Each record needs to be echoed exactly; can you do that?
════════════════
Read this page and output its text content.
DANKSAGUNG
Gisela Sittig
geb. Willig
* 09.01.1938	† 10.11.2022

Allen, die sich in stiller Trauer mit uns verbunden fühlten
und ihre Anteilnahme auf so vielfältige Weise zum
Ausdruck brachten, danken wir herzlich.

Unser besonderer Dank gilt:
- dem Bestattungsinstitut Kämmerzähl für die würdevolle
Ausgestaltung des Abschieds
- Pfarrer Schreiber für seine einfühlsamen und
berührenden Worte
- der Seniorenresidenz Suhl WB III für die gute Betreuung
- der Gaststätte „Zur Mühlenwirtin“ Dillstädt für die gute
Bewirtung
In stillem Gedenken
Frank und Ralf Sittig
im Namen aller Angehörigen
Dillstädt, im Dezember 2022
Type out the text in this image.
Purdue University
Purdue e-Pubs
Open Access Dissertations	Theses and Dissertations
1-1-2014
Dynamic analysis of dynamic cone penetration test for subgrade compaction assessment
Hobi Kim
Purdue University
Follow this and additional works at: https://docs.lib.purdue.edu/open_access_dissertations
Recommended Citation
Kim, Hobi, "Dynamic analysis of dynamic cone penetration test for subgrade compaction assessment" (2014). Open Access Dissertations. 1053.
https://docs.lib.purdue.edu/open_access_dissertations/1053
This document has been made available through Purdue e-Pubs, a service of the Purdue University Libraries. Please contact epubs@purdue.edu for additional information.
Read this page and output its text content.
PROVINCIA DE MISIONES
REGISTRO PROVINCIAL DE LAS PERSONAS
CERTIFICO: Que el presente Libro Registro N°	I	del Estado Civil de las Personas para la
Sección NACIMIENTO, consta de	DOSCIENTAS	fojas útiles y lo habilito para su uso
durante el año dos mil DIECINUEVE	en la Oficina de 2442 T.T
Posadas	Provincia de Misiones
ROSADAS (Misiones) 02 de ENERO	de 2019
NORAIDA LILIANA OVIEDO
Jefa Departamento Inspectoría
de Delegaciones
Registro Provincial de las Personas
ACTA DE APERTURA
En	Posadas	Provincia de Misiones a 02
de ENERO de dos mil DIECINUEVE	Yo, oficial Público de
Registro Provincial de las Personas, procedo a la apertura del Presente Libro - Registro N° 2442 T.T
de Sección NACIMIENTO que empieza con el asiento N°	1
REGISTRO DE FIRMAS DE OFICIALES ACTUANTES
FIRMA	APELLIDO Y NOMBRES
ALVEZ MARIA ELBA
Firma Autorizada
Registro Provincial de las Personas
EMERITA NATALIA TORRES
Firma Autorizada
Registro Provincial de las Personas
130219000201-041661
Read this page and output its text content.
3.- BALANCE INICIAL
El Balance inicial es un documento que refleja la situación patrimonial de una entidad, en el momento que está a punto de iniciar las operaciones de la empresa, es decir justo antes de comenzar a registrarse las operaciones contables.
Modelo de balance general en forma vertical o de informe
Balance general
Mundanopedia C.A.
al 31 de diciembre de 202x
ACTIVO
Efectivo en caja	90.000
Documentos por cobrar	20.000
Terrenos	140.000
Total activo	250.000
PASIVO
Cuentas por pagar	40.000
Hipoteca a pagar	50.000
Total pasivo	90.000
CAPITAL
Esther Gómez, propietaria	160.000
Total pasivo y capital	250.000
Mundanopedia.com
════════════════
The output
Read this page and output its text content.
DANKSAGUNG
Gisela Sittig
geb. Willig
* 09.01.1938	† 10.11.2022

Allen, die sich in stiller Trauer mit uns verbunden fühlten
und ihre Anteilnahme auf so vielfältige Weise zum
Ausdruck brachten, danken wir herzlich.

Unser besonderer Dank gilt:
- dem Bestattungsinstitut Kämmerzähl für die würdevolle
Ausgestaltung des Abschieds
- Pfarrer Schreiber für seine einfühlsamen und
berührenden Worte
- der Seniorenresidenz Suhl WB III für die gute Betreuung
- der Gaststätte „Zur Mühlenwirtin“ Dillstädt für die gute
Bewirtung
In stillem Gedenken
Frank und Ralf Sittig
im Namen aller Angehörigen
Dillstädt, im Dezember 2022
Type out the text in this image.
Purdue University
Purdue e-Pubs
Open Access Dissertations	Theses and Dissertations
1-1-2014
Dynamic analysis of dynamic cone penetration test for subgrade compaction assessment
Hobi Kim
Purdue University
Follow this and additional works at: https://docs.lib.purdue.edu/open_access_dissertations
Recommended Citation
Kim, Hobi, "Dynamic analysis of dynamic cone penetration test for subgrade compaction assessment" (2014). Open Access Dissertations. 1053.
https://docs.lib.purdue.edu/open_access_dissertations/1053
This document has been made available through Purdue e-Pubs, a service of the Purdue University Libraries. Please contact epubs@purdue.edu for additional information.
Read this page and output its text content.
PROVINCIA DE MISIONES
REGISTRO PROVINCIAL DE LAS PERSONAS
CERTIFICO: Que el presente Libro Registro N°	I	del Estado Civil de las Personas para la
Sección NACIMIENTO, consta de	DOSCIENTAS	fojas útiles y lo habilito para su uso
durante el año dos mil DIECINUEVE	en la Oficina de 2442 T.T
Posadas	Provincia de Misiones
ROSADAS (Misiones) 02 de ENERO	de 2019
NORAIDA LILIANA OVIEDO
Jefa Departamento Inspectoría
de Delegaciones
Registro Provincial de las Personas
ACTA DE APERTURA
En	Posadas	Provincia de Misiones a 02
de ENERO de dos mil DIECINUEVE	Yo, oficial Público de
Registro Provincial de las Personas, procedo a la apertura del Presente Libro - Registro N° 2442 T.T
de Sección NACIMIENTO que empieza con el asiento N°	1
REGISTRO DE FIRMAS DE OFICIALES ACTUANTES
FIRMA	APELLIDO Y NOMBRES
ALVEZ MARIA ELBA
Firma Autorizada
Registro Provincial de las Personas
EMERITA NATALIA TORRES
Firma Autorizada
Registro Provincial de las Personas
130219000201-041661
Read this page and output its text content.
3.- BALANCE INICIAL
El Balance inicial es un documento que refleja la situación patrimonial de una entidad, en el momento que está a punto de iniciar las operaciones de la empresa, es decir justo antes de comenzar a registrarse las operaciones contables.
Modelo de balance general en forma vertical o de informe
Balance general
Mundanopedia C.A.
al 31 de diciembre de 202x
ACTIVO
Efectivo en caja	90.000
Documentos por cobrar	20.000
Terrenos	140.000
Total activo	250.000
PASIVO
Cuentas por pagar	40.000
Hipoteca a pagar	50.000
Total pasivo	90.000
CAPITAL
Esther Gómez, propietaria	160.000
Total pasivo y capital	250.000
Mundanopedia.com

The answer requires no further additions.